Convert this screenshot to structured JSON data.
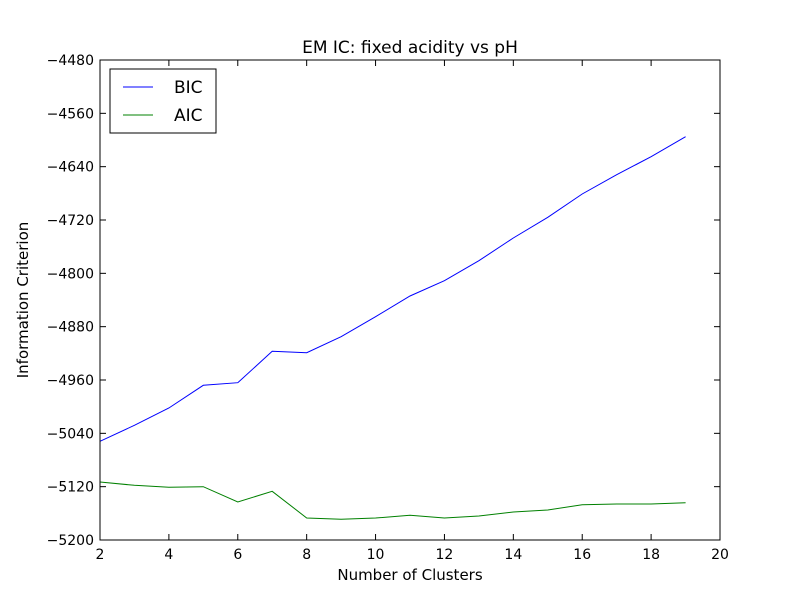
{
  "chart_data": {
    "type": "line",
    "title": "EM IC: fixed acidity vs pH",
    "xlabel": "Number of Clusters",
    "ylabel": "Information Criterion",
    "xlim": [
      2,
      20
    ],
    "ylim": [
      -5200,
      -4480
    ],
    "xticks": [
      2,
      4,
      6,
      8,
      10,
      12,
      14,
      16,
      18,
      20
    ],
    "xtick_labels": [
      "2",
      "4",
      "6",
      "8",
      "10",
      "12",
      "14",
      "16",
      "18",
      "20"
    ],
    "yticks": [
      -4480,
      -4560,
      -4640,
      -4720,
      -4800,
      -4880,
      -4960,
      -5040,
      -5120,
      -5200
    ],
    "ytick_labels": [
      "−4480",
      "−4560",
      "−4640",
      "−4720",
      "−4800",
      "−4880",
      "−4960",
      "−5040",
      "−5120",
      "−5200"
    ],
    "grid": false,
    "legend_position": "upper-left",
    "x": [
      2,
      3,
      4,
      5,
      6,
      7,
      8,
      9,
      10,
      11,
      12,
      13,
      14,
      15,
      16,
      17,
      18,
      19
    ],
    "series": [
      {
        "name": "BIC",
        "color": "#0000ff",
        "values": [
          -5052,
          -5028,
          -5002,
          -4968,
          -4964,
          -4917,
          -4919,
          -4895,
          -4865,
          -4834,
          -4811,
          -4781,
          -4747,
          -4716,
          -4681,
          -4652,
          -4625,
          -4595
        ]
      },
      {
        "name": "AIC",
        "color": "#008000",
        "values": [
          -5113,
          -5118,
          -5121,
          -5120,
          -5143,
          -5127,
          -5167,
          -5169,
          -5167,
          -5163,
          -5167,
          -5164,
          -5158,
          -5155,
          -5147,
          -5146,
          -5146,
          -5144
        ]
      }
    ]
  }
}
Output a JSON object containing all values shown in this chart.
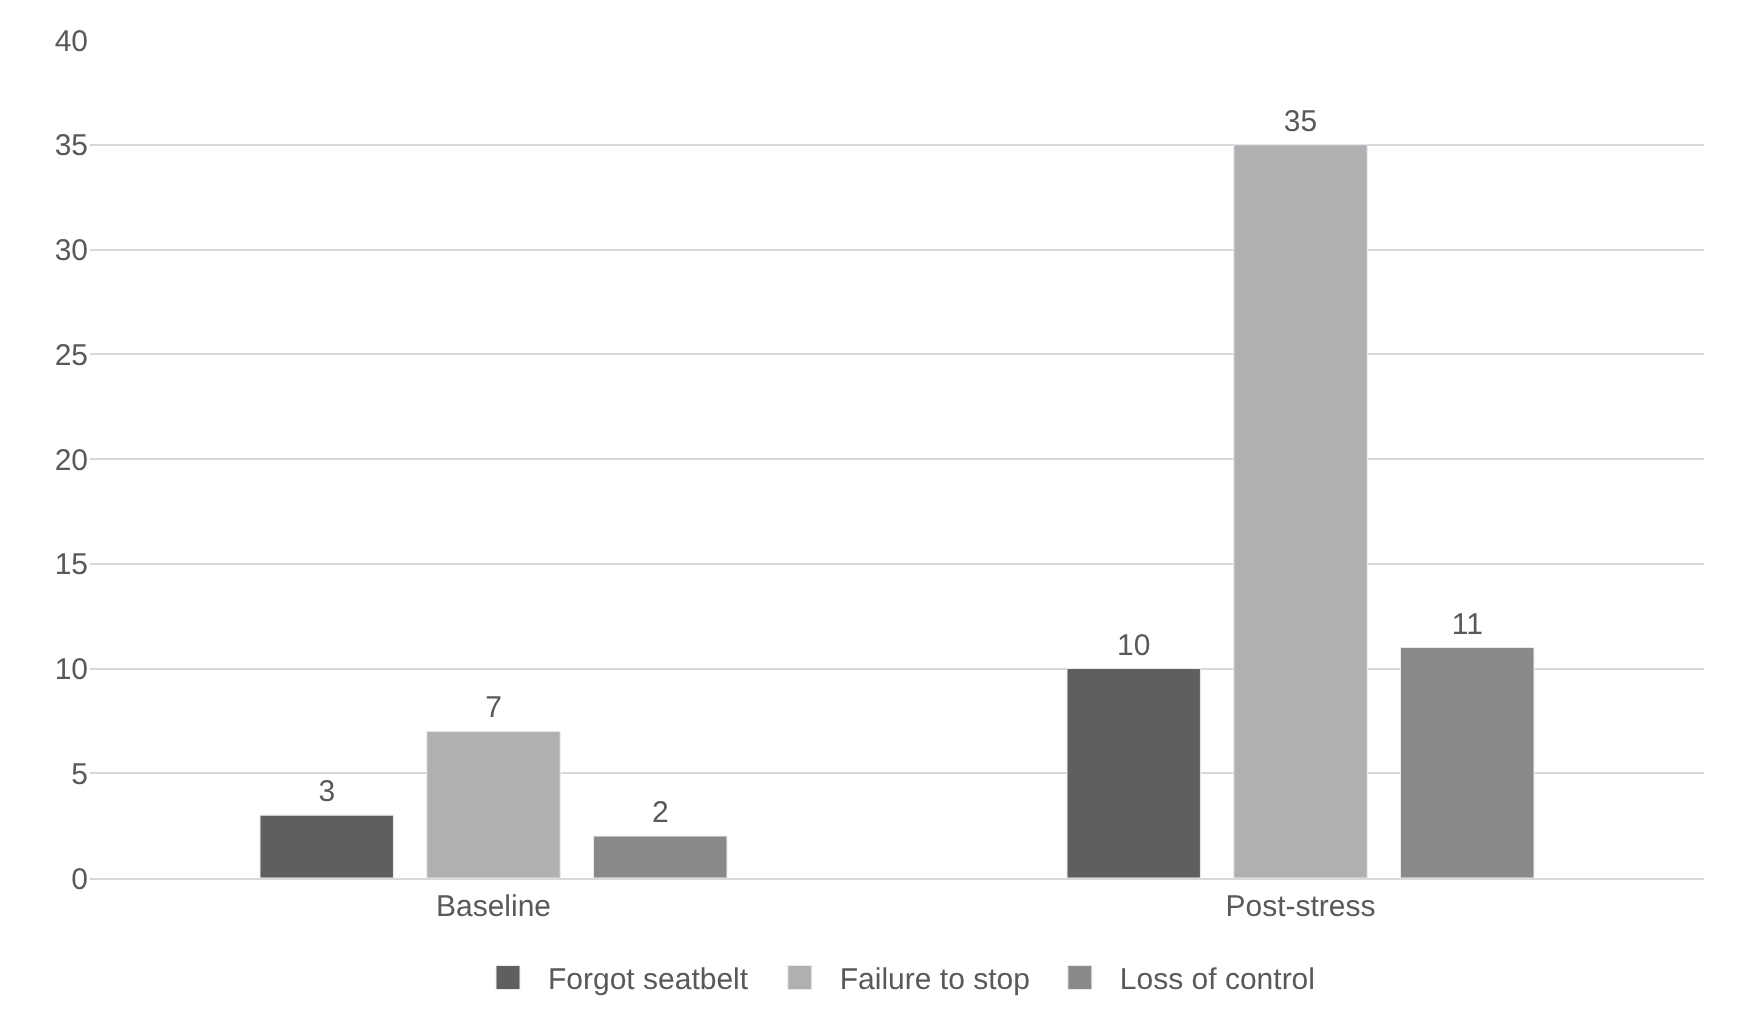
{
  "chart_data": {
    "type": "bar",
    "categories": [
      "Baseline",
      "Post-stress"
    ],
    "series": [
      {
        "name": "Forgot seatbelt",
        "color": "#5f5f5f",
        "values": [
          3,
          10
        ]
      },
      {
        "name": "Failure to stop",
        "color": "#b0b0b0",
        "values": [
          7,
          35
        ]
      },
      {
        "name": "Loss of control",
        "color": "#898989",
        "values": [
          2,
          11
        ]
      }
    ],
    "ylim": [
      0,
      40
    ],
    "yticks": [
      0,
      5,
      10,
      15,
      20,
      25,
      30,
      35,
      40
    ],
    "grid": "y",
    "legend": "bottom",
    "data_labels": true
  }
}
# # # # # # #
» Goal of the exercise: Print each entry shown above with exact wording and no pictures.

» Answer to the exercise:
Convert this screenshot to structured JSON data.
{
  "chart_data": {
    "type": "line",
    "title": "EM IC: fixed acidity vs pH",
    "xlabel": "Number of Clusters",
    "ylabel": "Information Criterion",
    "xlim": [
      2,
      20
    ],
    "ylim": [
      -5200,
      -4480
    ],
    "xticks": [
      2,
      4,
      6,
      8,
      10,
      12,
      14,
      16,
      18,
      20
    ],
    "xtick_labels": [
      "2",
      "4",
      "6",
      "8",
      "10",
      "12",
      "14",
      "16",
      "18",
      "20"
    ],
    "yticks": [
      -4480,
      -4560,
      -4640,
      -4720,
      -4800,
      -4880,
      -4960,
      -5040,
      -5120,
      -5200
    ],
    "ytick_labels": [
      "−4480",
      "−4560",
      "−4640",
      "−4720",
      "−4800",
      "−4880",
      "−4960",
      "−5040",
      "−5120",
      "−5200"
    ],
    "grid": false,
    "legend_position": "upper-left",
    "x": [
      2,
      3,
      4,
      5,
      6,
      7,
      8,
      9,
      10,
      11,
      12,
      13,
      14,
      15,
      16,
      17,
      18,
      19
    ],
    "series": [
      {
        "name": "BIC",
        "color": "#0000ff",
        "values": [
          -5052,
          -5028,
          -5002,
          -4968,
          -4964,
          -4917,
          -4919,
          -4895,
          -4865,
          -4834,
          -4811,
          -4781,
          -4747,
          -4716,
          -4681,
          -4652,
          -4625,
          -4595
        ]
      },
      {
        "name": "AIC",
        "color": "#008000",
        "values": [
          -5113,
          -5118,
          -5121,
          -5120,
          -5143,
          -5127,
          -5167,
          -5169,
          -5167,
          -5163,
          -5167,
          -5164,
          -5158,
          -5155,
          -5147,
          -5146,
          -5146,
          -5144
        ]
      }
    ]
  }
}
Output a JSON object containing all values shown in this chart.
{
  "chart_data": {
    "type": "bar",
    "categories": [
      "Baseline",
      "Post-stress"
    ],
    "series": [
      {
        "name": "Forgot seatbelt",
        "color": "#5f5f5f",
        "values": [
          3,
          10
        ]
      },
      {
        "name": "Failure to stop",
        "color": "#b0b0b0",
        "values": [
          7,
          35
        ]
      },
      {
        "name": "Loss of control",
        "color": "#898989",
        "values": [
          2,
          11
        ]
      }
    ],
    "ylim": [
      0,
      40
    ],
    "yticks": [
      0,
      5,
      10,
      15,
      20,
      25,
      30,
      35,
      40
    ],
    "grid": "y",
    "legend": "bottom",
    "data_labels": true
  }
}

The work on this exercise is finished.